STORED ROWS:
== == ==

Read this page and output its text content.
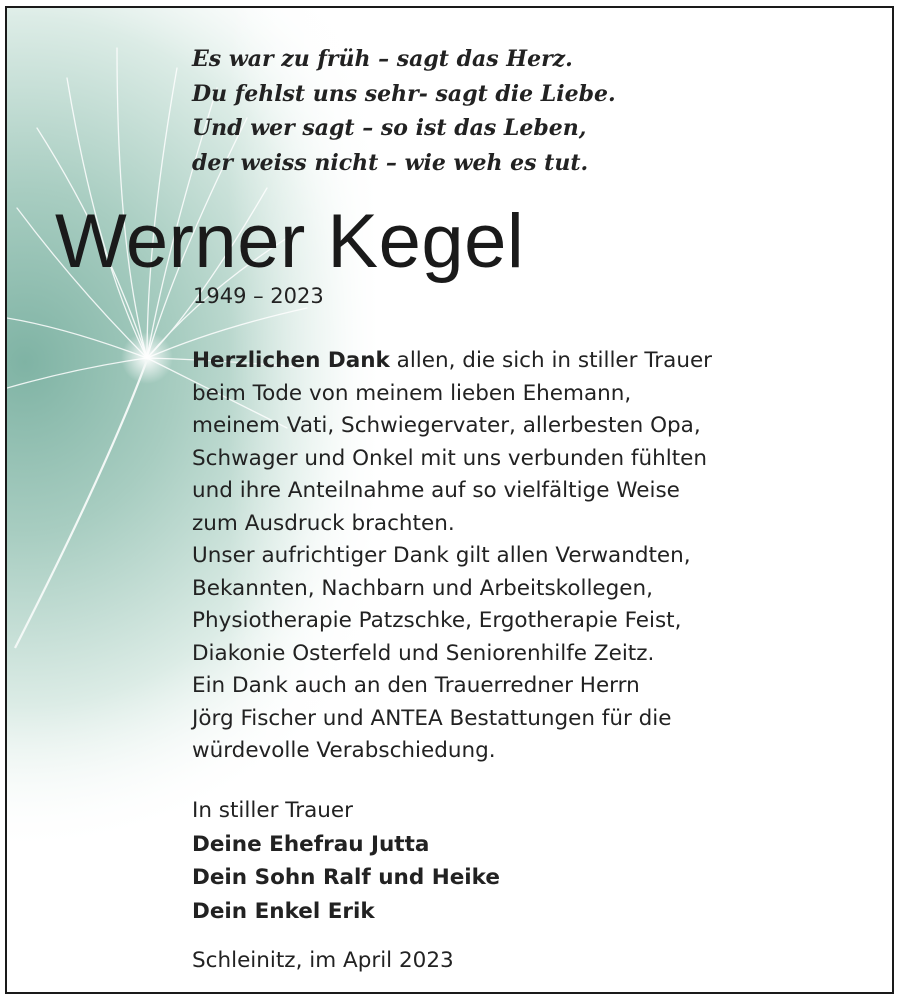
Es war zu früh – sagt das Herz.
Du fehlst uns sehr- sagt die Liebe.
Und wer sagt – so ist das Leben,
der weiss nicht – wie weh es tut.
Werner Kegel
1949 – 2023
Herzlichen Dank allen, die sich in stiller Trauer
beim Tode von meinem lieben Ehemann,
meinem Vati, Schwiegervater, allerbesten Opa,
Schwager und Onkel mit uns verbunden fühlten
und ihre Anteilnahme auf so vielfältige Weise
zum Ausdruck brachten.
Unser aufrichtiger Dank gilt allen Verwandten,
Bekannten, Nachbarn und Arbeitskollegen,
Physiotherapie Patzschke, Ergotherapie Feist,
Diakonie Osterfeld und Seniorenhilfe Zeitz.
Ein Dank auch an den Trauerredner Herrn
Jörg Fischer und ANTEA Bestattungen für die
würdevolle Verabschiedung.
In stiller Trauer
Deine Ehefrau Jutta
Dein Sohn Ralf und Heike
Dein Enkel Erik
Schleinitz, im April 2023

== == ==

Skip the images and write out the rest of the listing exactly.

Read this page and output its text content.
Es war zu früh – sagt das Herz.
Du fehlst uns sehr- sagt die Liebe.
Und wer sagt – so ist das Leben,
der weiss nicht – wie weh es tut.
Werner Kegel
1949 – 2023
Herzlichen Dank allen, die sich in stiller Trauer
beim Tode von meinem lieben Ehemann,
meinem Vati, Schwiegervater, allerbesten Opa,
Schwager und Onkel mit uns verbunden fühlten
und ihre Anteilnahme auf so vielfältige Weise
zum Ausdruck brachten.
Unser aufrichtiger Dank gilt allen Verwandten,
Bekannten, Nachbarn und Arbeitskollegen,
Physiotherapie Patzschke, Ergotherapie Feist,
Diakonie Osterfeld und Seniorenhilfe Zeitz.
Ein Dank auch an den Trauerredner Herrn
Jörg Fischer und ANTEA Bestattungen für die
würdevolle Verabschiedung.
In stiller Trauer
Deine Ehefrau Jutta
Dein Sohn Ralf und Heike
Dein Enkel Erik
Schleinitz, im April 2023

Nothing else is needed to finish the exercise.